Records:
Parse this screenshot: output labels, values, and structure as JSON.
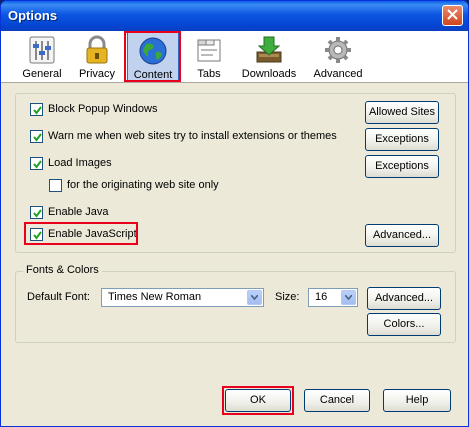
{
  "window": {
    "title": "Options"
  },
  "toolbar": {
    "items": [
      {
        "label": "General",
        "icon": "general-icon"
      },
      {
        "label": "Privacy",
        "icon": "privacy-lock-icon"
      },
      {
        "label": "Content",
        "icon": "content-globe-icon",
        "selected": true
      },
      {
        "label": "Tabs",
        "icon": "tabs-icon"
      },
      {
        "label": "Downloads",
        "icon": "downloads-icon"
      },
      {
        "label": "Advanced",
        "icon": "advanced-gear-icon"
      }
    ]
  },
  "content": {
    "block_popups": {
      "label": "Block Popup Windows",
      "checked": true
    },
    "allowed_sites_button": "Allowed Sites",
    "warn_install": {
      "label": "Warn me when web sites try to install extensions or themes",
      "checked": true
    },
    "exceptions_button_1": "Exceptions",
    "load_images": {
      "label": "Load Images",
      "checked": true
    },
    "exceptions_button_2": "Exceptions",
    "originating_site_only": {
      "label": "for the originating web site only",
      "checked": false
    },
    "enable_java": {
      "label": "Enable Java",
      "checked": true
    },
    "enable_javascript": {
      "label": "Enable JavaScript",
      "checked": true
    },
    "advanced_js_button": "Advanced..."
  },
  "fonts_colors": {
    "legend": "Fonts & Colors",
    "default_font_label": "Default Font:",
    "default_font_value": "Times New Roman",
    "size_label": "Size:",
    "size_value": "16",
    "advanced_button": "Advanced...",
    "colors_button": "Colors..."
  },
  "footer": {
    "ok_button": "OK",
    "cancel_button": "Cancel",
    "help_button": "Help"
  },
  "colors": {
    "highlight_box": "#e8001c",
    "title_bar": "#0b56e2",
    "dialog_bg": "#ece9d8"
  }
}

Exercise directions.
Take the listing and print it again exactly, but without any pictures.

Response below.
Parse this screenshot: output labels, values, and structure as JSON.
{
  "window": {
    "title": "Options"
  },
  "toolbar": {
    "items": [
      {
        "label": "General",
        "icon": "general-icon"
      },
      {
        "label": "Privacy",
        "icon": "privacy-lock-icon"
      },
      {
        "label": "Content",
        "icon": "content-globe-icon",
        "selected": true
      },
      {
        "label": "Tabs",
        "icon": "tabs-icon"
      },
      {
        "label": "Downloads",
        "icon": "downloads-icon"
      },
      {
        "label": "Advanced",
        "icon": "advanced-gear-icon"
      }
    ]
  },
  "content": {
    "block_popups": {
      "label": "Block Popup Windows",
      "checked": true
    },
    "allowed_sites_button": "Allowed Sites",
    "warn_install": {
      "label": "Warn me when web sites try to install extensions or themes",
      "checked": true
    },
    "exceptions_button_1": "Exceptions",
    "load_images": {
      "label": "Load Images",
      "checked": true
    },
    "exceptions_button_2": "Exceptions",
    "originating_site_only": {
      "label": "for the originating web site only",
      "checked": false
    },
    "enable_java": {
      "label": "Enable Java",
      "checked": true
    },
    "enable_javascript": {
      "label": "Enable JavaScript",
      "checked": true
    },
    "advanced_js_button": "Advanced..."
  },
  "fonts_colors": {
    "legend": "Fonts & Colors",
    "default_font_label": "Default Font:",
    "default_font_value": "Times New Roman",
    "size_label": "Size:",
    "size_value": "16",
    "advanced_button": "Advanced...",
    "colors_button": "Colors..."
  },
  "footer": {
    "ok_button": "OK",
    "cancel_button": "Cancel",
    "help_button": "Help"
  },
  "colors": {
    "highlight_box": "#e8001c",
    "title_bar": "#0b56e2",
    "dialog_bg": "#ece9d8"
  }
}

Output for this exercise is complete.